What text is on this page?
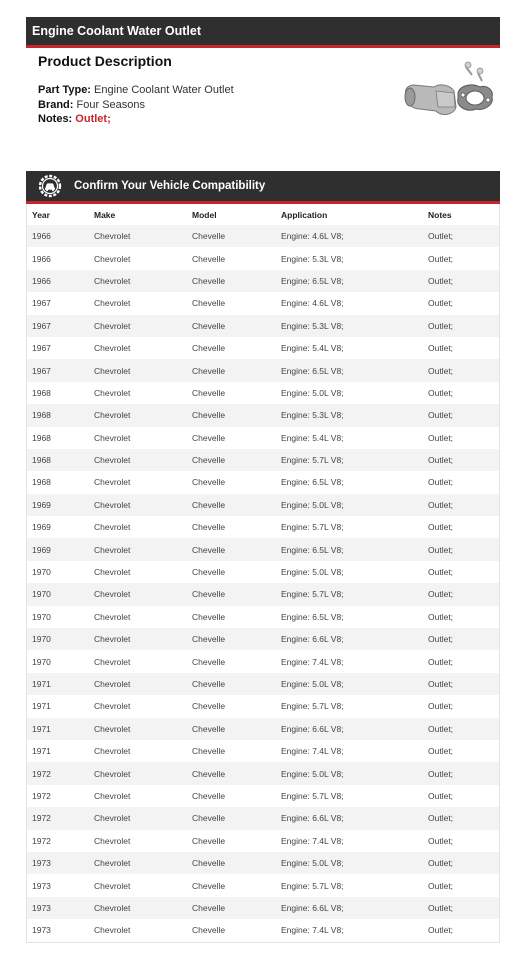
Engine Coolant Water Outlet
Product Description
Part Type: Engine Coolant Water Outlet
Brand: Four Seasons
Notes: Outlet;
Confirm Your Vehicle Compatibility
Year	Make	Model	Application	Notes
1966	Chevrolet	Chevelle	Engine: 4.6L V8;	Outlet;
1966	Chevrolet	Chevelle	Engine: 5.3L V8;	Outlet;
1966	Chevrolet	Chevelle	Engine: 6.5L V8;	Outlet;
1967	Chevrolet	Chevelle	Engine: 4.6L V8;	Outlet;
1967	Chevrolet	Chevelle	Engine: 5.3L V8;	Outlet;
1967	Chevrolet	Chevelle	Engine: 5.4L V8;	Outlet;
1967	Chevrolet	Chevelle	Engine: 6.5L V8;	Outlet;
1968	Chevrolet	Chevelle	Engine: 5.0L V8;	Outlet;
1968	Chevrolet	Chevelle	Engine: 5.3L V8;	Outlet;
1968	Chevrolet	Chevelle	Engine: 5.4L V8;	Outlet;
1968	Chevrolet	Chevelle	Engine: 5.7L V8;	Outlet;
1968	Chevrolet	Chevelle	Engine: 6.5L V8;	Outlet;
1969	Chevrolet	Chevelle	Engine: 5.0L V8;	Outlet;
1969	Chevrolet	Chevelle	Engine: 5.7L V8;	Outlet;
1969	Chevrolet	Chevelle	Engine: 6.5L V8;	Outlet;
1970	Chevrolet	Chevelle	Engine: 5.0L V8;	Outlet;
1970	Chevrolet	Chevelle	Engine: 5.7L V8;	Outlet;
1970	Chevrolet	Chevelle	Engine: 6.5L V8;	Outlet;
1970	Chevrolet	Chevelle	Engine: 6.6L V8;	Outlet;
1970	Chevrolet	Chevelle	Engine: 7.4L V8;	Outlet;
1971	Chevrolet	Chevelle	Engine: 5.0L V8;	Outlet;
1971	Chevrolet	Chevelle	Engine: 5.7L V8;	Outlet;
1971	Chevrolet	Chevelle	Engine: 6.6L V8;	Outlet;
1971	Chevrolet	Chevelle	Engine: 7.4L V8;	Outlet;
1972	Chevrolet	Chevelle	Engine: 5.0L V8;	Outlet;
1972	Chevrolet	Chevelle	Engine: 5.7L V8;	Outlet;
1972	Chevrolet	Chevelle	Engine: 6.6L V8;	Outlet;
1972	Chevrolet	Chevelle	Engine: 7.4L V8;	Outlet;
1973	Chevrolet	Chevelle	Engine: 5.0L V8;	Outlet;
1973	Chevrolet	Chevelle	Engine: 5.7L V8;	Outlet;
1973	Chevrolet	Chevelle	Engine: 6.6L V8;	Outlet;
1973	Chevrolet	Chevelle	Engine: 7.4L V8;	Outlet;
━━━━━━━━━━━━━━━━━━━━
From the records above, pick out and copy each line holding the word "Notes".

■ **RESPONSE TO THIS TASK**
Notes: Outlet;
Year	Make	Model	Application	Notes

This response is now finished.